# Description of the task
Output nothing but the lines from the line with "What does this" through the end of the listing below, both ends included.

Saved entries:
══════════
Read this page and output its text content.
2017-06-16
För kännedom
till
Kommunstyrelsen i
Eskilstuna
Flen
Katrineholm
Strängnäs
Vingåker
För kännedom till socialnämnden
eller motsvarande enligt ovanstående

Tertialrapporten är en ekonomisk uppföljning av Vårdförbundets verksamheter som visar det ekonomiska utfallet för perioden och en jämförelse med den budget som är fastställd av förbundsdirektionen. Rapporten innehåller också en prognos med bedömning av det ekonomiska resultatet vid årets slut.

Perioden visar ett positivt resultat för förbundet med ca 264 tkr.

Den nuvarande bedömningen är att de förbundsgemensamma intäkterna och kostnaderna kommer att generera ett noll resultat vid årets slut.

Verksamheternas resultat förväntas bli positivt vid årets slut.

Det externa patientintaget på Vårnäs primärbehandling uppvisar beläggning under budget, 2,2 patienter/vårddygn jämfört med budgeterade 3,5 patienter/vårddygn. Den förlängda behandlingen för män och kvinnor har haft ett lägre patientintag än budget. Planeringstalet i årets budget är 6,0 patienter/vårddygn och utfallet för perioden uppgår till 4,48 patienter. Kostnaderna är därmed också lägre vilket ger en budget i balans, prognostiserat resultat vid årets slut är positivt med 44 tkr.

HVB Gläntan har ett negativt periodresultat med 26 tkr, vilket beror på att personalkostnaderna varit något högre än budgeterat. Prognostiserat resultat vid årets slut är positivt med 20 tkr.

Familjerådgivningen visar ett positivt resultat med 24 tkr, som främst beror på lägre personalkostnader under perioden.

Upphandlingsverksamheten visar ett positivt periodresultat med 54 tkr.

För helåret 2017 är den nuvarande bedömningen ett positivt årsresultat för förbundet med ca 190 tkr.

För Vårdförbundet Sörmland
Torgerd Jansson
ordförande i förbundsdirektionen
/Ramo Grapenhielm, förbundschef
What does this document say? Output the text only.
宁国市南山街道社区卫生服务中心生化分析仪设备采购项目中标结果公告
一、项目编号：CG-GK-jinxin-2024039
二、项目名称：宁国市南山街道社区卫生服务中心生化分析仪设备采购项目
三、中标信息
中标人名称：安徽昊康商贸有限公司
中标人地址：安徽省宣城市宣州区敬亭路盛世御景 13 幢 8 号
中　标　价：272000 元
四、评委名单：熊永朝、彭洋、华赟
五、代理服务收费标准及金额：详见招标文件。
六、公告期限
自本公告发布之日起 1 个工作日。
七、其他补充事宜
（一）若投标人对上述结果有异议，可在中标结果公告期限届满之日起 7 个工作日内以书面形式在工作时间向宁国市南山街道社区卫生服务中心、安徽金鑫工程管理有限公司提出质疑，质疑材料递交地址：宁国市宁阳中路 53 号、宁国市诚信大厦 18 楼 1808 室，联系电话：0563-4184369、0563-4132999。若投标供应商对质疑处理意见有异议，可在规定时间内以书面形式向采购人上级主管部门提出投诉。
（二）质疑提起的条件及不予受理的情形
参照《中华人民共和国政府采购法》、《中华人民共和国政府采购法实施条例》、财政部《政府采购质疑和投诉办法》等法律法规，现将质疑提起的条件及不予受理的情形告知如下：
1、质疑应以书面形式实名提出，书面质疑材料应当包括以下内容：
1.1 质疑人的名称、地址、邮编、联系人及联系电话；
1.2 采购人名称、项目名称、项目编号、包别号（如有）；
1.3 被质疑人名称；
══════════
# Output of the task
What does this document say? Output the text only.
宁国市南山街道社区卫生服务中心生化分析仪设备采购项目中标结果公告
一、项目编号：CG-GK-jinxin-2024039
二、项目名称：宁国市南山街道社区卫生服务中心生化分析仪设备采购项目
三、中标信息
中标人名称：安徽昊康商贸有限公司
中标人地址：安徽省宣城市宣州区敬亭路盛世御景 13 幢 8 号
中　标　价：272000 元
四、评委名单：熊永朝、彭洋、华赟
五、代理服务收费标准及金额：详见招标文件。
六、公告期限
自本公告发布之日起 1 个工作日。
七、其他补充事宜
（一）若投标人对上述结果有异议，可在中标结果公告期限届满之日起 7 个工作日内以书面形式在工作时间向宁国市南山街道社区卫生服务中心、安徽金鑫工程管理有限公司提出质疑，质疑材料递交地址：宁国市宁阳中路 53 号、宁国市诚信大厦 18 楼 1808 室，联系电话：0563-4184369、0563-4132999。若投标供应商对质疑处理意见有异议，可在规定时间内以书面形式向采购人上级主管部门提出投诉。
（二）质疑提起的条件及不予受理的情形
参照《中华人民共和国政府采购法》、《中华人民共和国政府采购法实施条例》、财政部《政府采购质疑和投诉办法》等法律法规，现将质疑提起的条件及不予受理的情形告知如下：
1、质疑应以书面形式实名提出，书面质疑材料应当包括以下内容：
1.1 质疑人的名称、地址、邮编、联系人及联系电话；
1.2 采购人名称、项目名称、项目编号、包别号（如有）；
1.3 被质疑人名称；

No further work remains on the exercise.